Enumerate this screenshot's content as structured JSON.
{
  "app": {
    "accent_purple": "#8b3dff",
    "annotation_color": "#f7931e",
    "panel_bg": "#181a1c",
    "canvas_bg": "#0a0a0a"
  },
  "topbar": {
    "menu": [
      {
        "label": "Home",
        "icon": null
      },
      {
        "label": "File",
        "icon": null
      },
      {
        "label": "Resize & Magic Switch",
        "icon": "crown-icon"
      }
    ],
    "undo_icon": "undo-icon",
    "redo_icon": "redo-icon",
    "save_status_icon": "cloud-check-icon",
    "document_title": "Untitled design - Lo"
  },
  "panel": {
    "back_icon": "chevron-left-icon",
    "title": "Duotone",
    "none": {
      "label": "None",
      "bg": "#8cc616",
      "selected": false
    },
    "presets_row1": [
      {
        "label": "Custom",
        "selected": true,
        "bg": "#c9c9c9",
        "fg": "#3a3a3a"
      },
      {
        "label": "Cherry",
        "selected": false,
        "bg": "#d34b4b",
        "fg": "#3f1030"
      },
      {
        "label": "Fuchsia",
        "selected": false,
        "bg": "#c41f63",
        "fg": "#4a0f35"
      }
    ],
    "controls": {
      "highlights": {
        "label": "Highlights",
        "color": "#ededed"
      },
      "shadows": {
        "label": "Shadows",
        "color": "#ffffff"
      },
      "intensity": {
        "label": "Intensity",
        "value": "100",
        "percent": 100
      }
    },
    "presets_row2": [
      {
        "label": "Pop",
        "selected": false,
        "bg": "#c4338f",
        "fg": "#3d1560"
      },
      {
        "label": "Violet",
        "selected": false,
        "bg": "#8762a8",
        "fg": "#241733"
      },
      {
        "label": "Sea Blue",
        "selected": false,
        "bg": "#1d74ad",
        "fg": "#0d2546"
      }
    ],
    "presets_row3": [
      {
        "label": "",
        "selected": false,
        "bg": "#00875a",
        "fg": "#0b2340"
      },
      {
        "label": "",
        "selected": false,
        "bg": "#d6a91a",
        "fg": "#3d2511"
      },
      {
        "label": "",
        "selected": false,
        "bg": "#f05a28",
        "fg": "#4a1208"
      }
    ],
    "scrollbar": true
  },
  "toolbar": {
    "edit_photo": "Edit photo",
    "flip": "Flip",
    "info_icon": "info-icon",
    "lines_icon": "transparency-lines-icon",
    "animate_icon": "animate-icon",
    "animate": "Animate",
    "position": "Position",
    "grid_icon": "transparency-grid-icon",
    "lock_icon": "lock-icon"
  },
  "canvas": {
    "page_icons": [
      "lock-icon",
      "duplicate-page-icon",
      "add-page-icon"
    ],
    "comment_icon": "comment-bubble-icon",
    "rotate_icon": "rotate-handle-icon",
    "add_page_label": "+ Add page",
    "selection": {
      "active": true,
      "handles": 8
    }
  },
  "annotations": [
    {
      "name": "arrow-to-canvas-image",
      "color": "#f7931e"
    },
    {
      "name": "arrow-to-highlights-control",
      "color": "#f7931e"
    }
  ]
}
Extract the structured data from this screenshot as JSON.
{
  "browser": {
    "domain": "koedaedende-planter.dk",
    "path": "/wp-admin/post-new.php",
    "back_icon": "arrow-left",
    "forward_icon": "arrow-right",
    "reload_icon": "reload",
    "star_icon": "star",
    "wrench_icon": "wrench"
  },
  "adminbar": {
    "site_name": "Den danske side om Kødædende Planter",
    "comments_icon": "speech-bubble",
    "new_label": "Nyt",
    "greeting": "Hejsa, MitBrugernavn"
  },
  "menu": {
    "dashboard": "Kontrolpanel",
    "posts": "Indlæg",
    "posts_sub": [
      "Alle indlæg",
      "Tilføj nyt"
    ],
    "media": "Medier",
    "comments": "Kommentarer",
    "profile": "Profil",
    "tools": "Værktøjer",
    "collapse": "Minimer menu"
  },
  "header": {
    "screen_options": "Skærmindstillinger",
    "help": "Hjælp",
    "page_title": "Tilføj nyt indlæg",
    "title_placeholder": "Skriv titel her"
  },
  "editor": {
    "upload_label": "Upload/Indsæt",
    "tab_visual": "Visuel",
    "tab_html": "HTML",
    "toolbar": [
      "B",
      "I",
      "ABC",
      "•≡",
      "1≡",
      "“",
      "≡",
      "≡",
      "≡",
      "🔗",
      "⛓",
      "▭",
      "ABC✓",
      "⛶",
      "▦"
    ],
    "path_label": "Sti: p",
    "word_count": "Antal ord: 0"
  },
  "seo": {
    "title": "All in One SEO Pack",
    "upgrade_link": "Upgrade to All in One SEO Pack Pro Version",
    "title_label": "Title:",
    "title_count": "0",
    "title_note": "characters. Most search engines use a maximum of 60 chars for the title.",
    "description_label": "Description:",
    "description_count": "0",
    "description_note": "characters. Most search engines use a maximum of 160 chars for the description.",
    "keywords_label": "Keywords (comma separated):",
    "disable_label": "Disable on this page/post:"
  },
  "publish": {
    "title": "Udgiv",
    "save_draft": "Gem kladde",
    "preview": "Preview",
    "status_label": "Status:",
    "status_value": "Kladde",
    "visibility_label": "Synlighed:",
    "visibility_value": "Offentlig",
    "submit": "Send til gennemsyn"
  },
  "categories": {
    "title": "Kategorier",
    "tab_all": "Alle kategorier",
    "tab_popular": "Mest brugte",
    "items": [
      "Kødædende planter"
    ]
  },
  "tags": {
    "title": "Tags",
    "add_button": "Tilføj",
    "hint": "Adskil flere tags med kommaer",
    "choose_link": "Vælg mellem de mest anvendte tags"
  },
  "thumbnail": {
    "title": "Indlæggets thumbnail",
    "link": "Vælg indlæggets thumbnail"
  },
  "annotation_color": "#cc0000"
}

■ ■ ■ ■ ■ ■ ■

**WRITTEN PROBLEM:** Tell how many lines contain the word "true", using only the number.

**CORRECT RESPONSE:** 3